• [Instructions to follow] From the entries that follow, pick out all lines holding "title".
-------- Extracted entries --------
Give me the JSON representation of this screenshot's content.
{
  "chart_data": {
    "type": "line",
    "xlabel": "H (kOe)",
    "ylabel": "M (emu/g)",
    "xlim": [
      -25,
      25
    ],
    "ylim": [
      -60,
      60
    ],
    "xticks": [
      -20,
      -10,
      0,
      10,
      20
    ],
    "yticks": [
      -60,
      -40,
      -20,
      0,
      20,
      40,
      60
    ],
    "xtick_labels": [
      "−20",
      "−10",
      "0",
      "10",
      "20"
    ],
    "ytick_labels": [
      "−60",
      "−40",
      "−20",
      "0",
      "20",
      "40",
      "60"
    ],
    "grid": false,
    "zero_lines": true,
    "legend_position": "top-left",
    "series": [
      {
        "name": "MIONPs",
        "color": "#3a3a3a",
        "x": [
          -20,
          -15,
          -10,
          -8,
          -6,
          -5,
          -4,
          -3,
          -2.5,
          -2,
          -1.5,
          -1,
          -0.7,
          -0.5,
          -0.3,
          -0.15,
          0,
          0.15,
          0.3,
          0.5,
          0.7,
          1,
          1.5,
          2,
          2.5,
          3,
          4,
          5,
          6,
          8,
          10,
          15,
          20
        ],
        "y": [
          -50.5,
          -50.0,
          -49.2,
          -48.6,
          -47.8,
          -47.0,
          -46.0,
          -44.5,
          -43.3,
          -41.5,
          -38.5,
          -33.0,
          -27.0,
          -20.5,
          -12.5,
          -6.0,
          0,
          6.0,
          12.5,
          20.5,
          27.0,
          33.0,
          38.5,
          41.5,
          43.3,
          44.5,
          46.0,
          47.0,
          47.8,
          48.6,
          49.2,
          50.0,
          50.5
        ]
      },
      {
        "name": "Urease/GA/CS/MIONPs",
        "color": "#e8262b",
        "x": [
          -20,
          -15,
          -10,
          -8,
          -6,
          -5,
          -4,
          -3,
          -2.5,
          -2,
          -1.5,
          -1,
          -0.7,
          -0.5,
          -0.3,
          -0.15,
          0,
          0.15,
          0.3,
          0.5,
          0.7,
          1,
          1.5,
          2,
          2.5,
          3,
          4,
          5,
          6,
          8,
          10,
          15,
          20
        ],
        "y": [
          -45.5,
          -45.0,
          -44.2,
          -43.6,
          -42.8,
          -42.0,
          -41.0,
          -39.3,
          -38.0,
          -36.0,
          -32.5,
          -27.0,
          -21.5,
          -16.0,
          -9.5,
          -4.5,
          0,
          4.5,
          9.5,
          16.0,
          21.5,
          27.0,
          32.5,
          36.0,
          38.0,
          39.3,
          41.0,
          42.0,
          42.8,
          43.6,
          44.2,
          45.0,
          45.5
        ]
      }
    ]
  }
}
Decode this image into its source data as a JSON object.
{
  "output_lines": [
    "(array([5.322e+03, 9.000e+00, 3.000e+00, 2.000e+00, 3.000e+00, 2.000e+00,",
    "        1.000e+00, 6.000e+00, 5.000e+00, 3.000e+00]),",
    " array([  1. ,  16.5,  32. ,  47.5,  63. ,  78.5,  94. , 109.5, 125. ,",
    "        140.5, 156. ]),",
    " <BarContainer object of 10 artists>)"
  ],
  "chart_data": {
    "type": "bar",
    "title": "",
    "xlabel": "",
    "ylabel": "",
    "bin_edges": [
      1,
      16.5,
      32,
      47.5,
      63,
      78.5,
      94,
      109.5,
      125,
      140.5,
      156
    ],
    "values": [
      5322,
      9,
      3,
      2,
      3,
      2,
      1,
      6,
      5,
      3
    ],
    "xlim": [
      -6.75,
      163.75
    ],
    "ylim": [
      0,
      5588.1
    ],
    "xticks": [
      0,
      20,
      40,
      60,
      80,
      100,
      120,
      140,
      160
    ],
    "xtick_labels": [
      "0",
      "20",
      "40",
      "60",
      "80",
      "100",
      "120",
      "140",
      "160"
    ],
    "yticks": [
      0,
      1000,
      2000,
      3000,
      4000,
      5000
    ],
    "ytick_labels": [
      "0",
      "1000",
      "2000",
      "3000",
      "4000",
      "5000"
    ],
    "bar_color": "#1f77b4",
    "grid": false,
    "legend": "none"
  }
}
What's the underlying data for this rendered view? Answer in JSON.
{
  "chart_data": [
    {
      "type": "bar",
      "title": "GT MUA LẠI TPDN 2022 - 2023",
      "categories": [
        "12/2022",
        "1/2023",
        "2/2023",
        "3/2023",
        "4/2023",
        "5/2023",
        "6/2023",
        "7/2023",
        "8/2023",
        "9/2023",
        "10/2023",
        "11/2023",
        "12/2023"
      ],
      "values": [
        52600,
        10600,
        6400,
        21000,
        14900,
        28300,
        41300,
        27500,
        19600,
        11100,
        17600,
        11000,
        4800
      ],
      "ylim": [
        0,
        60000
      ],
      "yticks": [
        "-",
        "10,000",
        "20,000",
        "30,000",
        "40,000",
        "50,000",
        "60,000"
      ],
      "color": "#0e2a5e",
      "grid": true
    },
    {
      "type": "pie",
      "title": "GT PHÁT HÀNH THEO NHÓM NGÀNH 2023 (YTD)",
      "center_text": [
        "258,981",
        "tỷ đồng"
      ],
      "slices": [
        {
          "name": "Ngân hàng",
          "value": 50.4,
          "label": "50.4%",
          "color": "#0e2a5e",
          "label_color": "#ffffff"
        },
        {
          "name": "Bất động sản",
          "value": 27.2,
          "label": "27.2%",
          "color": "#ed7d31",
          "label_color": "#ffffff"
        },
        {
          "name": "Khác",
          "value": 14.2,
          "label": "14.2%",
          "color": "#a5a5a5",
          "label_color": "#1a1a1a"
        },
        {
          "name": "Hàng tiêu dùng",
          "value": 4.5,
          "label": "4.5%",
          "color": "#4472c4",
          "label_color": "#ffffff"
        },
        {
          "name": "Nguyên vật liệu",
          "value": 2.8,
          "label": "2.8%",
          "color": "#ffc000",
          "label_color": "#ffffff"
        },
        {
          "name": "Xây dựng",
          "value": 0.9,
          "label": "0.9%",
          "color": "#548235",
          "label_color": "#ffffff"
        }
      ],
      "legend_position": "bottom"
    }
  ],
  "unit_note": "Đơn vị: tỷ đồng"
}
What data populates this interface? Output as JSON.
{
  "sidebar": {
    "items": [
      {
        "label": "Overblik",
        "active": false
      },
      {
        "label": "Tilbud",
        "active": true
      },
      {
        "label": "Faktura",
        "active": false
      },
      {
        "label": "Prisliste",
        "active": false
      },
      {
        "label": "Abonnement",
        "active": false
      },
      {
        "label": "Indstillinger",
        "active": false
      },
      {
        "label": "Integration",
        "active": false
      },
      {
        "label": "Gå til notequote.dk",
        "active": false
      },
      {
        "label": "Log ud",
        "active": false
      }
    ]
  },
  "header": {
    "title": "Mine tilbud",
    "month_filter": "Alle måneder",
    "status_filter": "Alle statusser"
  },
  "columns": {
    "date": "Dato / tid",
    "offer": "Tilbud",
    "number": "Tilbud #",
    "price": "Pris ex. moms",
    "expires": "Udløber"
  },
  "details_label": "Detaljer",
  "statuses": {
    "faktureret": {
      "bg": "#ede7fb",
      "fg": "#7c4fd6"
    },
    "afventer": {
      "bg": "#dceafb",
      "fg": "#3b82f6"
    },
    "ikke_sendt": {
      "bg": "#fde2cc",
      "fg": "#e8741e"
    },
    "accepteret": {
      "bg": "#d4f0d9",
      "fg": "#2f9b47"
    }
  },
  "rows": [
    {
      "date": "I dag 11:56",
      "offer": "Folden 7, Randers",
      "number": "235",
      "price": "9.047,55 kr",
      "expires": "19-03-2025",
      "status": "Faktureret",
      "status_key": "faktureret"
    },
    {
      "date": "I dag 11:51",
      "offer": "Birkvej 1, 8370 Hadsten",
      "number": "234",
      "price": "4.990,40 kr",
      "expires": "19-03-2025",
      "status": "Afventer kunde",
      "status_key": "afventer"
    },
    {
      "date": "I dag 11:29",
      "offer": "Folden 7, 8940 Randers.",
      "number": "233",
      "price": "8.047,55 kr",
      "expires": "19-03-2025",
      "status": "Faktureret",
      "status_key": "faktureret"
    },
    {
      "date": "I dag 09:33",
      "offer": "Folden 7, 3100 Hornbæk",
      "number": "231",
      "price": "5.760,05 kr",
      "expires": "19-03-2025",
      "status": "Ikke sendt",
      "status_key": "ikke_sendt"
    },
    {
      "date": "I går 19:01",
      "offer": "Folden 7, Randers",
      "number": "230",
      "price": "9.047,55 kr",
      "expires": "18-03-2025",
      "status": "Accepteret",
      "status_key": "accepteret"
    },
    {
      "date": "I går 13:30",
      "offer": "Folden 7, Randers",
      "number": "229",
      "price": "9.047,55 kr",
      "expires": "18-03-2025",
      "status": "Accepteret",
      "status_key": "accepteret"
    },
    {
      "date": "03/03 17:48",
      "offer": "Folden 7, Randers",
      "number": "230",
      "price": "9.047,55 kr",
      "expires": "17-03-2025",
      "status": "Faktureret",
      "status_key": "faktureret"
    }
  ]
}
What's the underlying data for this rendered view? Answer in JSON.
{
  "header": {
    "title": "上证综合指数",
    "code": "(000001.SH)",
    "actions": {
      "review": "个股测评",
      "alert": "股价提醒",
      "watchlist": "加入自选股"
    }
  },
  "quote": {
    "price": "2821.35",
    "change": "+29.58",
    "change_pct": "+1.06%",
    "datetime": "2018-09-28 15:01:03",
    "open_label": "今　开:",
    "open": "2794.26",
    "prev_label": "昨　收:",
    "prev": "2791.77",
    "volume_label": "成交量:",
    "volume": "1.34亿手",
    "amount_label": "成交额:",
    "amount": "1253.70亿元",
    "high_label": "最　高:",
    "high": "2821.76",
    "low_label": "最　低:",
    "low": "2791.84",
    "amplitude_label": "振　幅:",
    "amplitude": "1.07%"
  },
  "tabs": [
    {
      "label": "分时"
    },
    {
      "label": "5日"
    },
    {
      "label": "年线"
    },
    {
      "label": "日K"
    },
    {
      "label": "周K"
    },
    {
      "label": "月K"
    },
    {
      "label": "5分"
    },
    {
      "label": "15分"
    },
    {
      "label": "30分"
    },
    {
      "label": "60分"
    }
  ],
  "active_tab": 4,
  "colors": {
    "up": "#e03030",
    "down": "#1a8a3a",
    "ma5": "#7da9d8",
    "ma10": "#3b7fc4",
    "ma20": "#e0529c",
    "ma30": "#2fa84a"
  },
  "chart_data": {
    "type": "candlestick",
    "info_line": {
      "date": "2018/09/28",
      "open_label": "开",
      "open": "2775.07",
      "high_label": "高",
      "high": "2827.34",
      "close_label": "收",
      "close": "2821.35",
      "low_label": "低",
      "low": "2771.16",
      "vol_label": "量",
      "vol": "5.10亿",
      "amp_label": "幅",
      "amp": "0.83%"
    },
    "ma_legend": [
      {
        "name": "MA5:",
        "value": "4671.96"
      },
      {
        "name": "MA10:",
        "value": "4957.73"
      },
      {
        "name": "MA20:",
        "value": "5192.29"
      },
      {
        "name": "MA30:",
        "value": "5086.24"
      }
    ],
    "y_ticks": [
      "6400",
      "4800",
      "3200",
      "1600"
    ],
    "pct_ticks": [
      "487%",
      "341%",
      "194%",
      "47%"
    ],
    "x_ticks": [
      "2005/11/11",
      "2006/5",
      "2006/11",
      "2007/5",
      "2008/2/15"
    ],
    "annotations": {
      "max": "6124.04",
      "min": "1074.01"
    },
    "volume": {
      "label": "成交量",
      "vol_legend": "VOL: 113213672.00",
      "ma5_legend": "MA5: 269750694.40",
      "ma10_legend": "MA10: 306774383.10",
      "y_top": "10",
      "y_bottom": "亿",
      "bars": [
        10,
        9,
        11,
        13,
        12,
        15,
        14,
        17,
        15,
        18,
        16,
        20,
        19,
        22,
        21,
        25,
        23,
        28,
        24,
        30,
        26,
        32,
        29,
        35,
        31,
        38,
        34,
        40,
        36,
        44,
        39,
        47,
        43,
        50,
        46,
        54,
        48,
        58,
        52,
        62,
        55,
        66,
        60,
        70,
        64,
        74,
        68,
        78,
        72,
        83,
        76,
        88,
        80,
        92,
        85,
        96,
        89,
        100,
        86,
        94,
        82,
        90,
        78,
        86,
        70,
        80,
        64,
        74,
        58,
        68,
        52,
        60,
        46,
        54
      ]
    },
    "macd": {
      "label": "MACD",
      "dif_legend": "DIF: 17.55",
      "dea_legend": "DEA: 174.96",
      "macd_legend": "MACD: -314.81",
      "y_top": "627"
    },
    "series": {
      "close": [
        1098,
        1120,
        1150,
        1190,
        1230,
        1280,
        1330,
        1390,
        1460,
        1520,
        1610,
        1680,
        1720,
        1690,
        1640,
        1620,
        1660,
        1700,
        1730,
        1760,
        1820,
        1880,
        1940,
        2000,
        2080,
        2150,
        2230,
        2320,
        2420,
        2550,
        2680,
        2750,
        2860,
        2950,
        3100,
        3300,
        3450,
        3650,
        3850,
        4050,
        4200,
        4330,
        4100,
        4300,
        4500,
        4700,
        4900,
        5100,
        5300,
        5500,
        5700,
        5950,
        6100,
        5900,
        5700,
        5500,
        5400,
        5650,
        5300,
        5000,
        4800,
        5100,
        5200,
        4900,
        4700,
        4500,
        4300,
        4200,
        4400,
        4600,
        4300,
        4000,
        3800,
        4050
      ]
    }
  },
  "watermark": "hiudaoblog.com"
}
--------
• [Worked solution]
    "title": "",
      "title": "GT MUA LẠI TPDN 2022 - 2023",
      "title": "GT PHÁT HÀNH THEO NHÓM NGÀNH 2023 (YTD)",
    "title": "Mine tilbud",
    "title": "上证综合指数",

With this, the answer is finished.